YOUR INSTRUCTIONS: Show, in full, each line of the data that contains "output".

****************

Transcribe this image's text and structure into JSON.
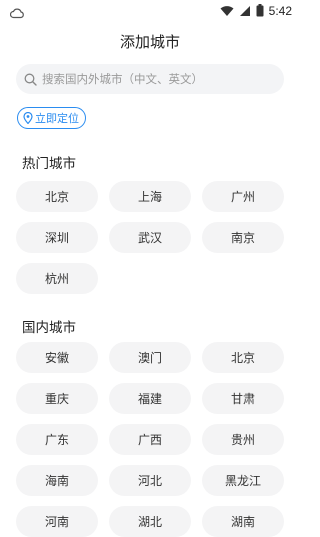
{
  "status_bar": {
    "time": "5:42",
    "icons": [
      "cloud-icon",
      "wifi-icon",
      "signal-icon",
      "battery-icon"
    ]
  },
  "header": {
    "title": "添加城市"
  },
  "search": {
    "placeholder": "搜索国内外城市（中文、英文）"
  },
  "locate": {
    "label": "立即定位"
  },
  "hot_cities": {
    "title": "热门城市",
    "items": [
      "北京",
      "上海",
      "广州",
      "深圳",
      "武汉",
      "南京",
      "杭州"
    ]
  },
  "domestic_cities": {
    "title": "国内城市",
    "items": [
      "安徽",
      "澳门",
      "北京",
      "重庆",
      "福建",
      "甘肃",
      "广东",
      "广西",
      "贵州",
      "海南",
      "河北",
      "黑龙江",
      "河南",
      "湖北",
      "湖南"
    ]
  },
  "colors": {
    "accent": "#2a8cf0",
    "chip_bg": "#f4f4f5",
    "search_bg": "#f3f4f6"
  }
}
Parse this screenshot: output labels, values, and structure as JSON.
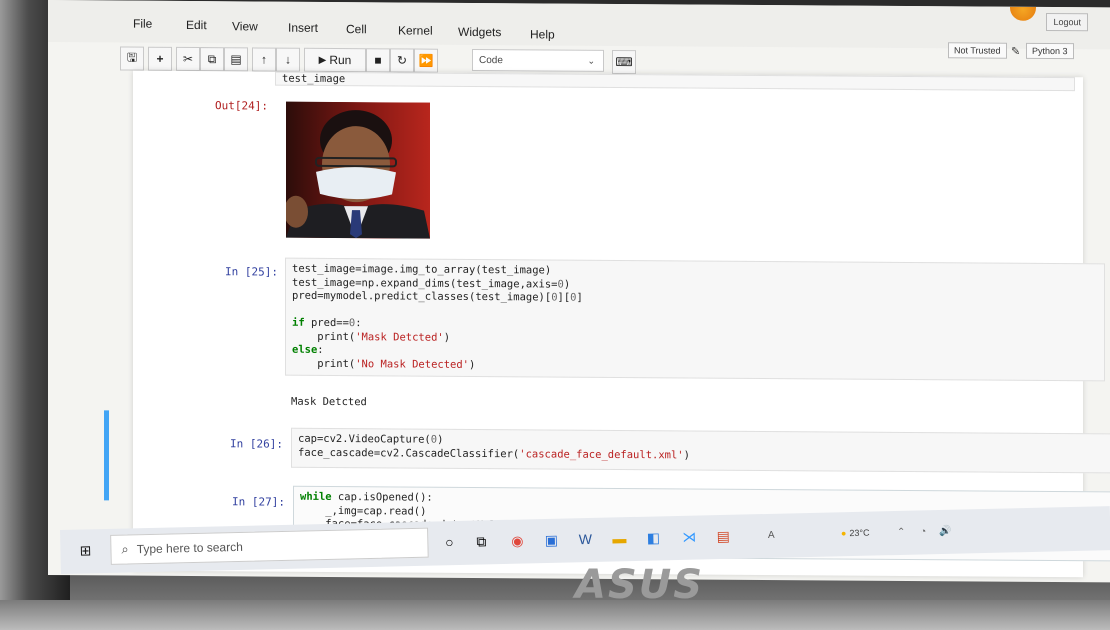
{
  "menubar": {
    "items": [
      "File",
      "Edit",
      "View",
      "Insert",
      "Cell",
      "Kernel",
      "Widgets",
      "Help"
    ],
    "not_trusted": "Not Trusted",
    "kernel_name": "Python 3",
    "logout": "Logout"
  },
  "toolbar": {
    "run_label": "Run",
    "cell_type": "Code"
  },
  "cells": {
    "c24": {
      "truncated_code": "test_image",
      "out_prompt": "Out[24]:"
    },
    "c25": {
      "prompt": "In [25]:",
      "output": "Mask Detcted"
    },
    "c26": {
      "prompt": "In [26]:"
    },
    "c27": {
      "prompt": "In [27]:"
    }
  },
  "taskbar": {
    "search_placeholder": "Type here to search",
    "weather": "23°C"
  },
  "brand": "ASUS"
}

****************

TASK SOLUTION:
Parse this screenshot: output labels, values, and structure as JSON.
      "output": "Mask Detcted"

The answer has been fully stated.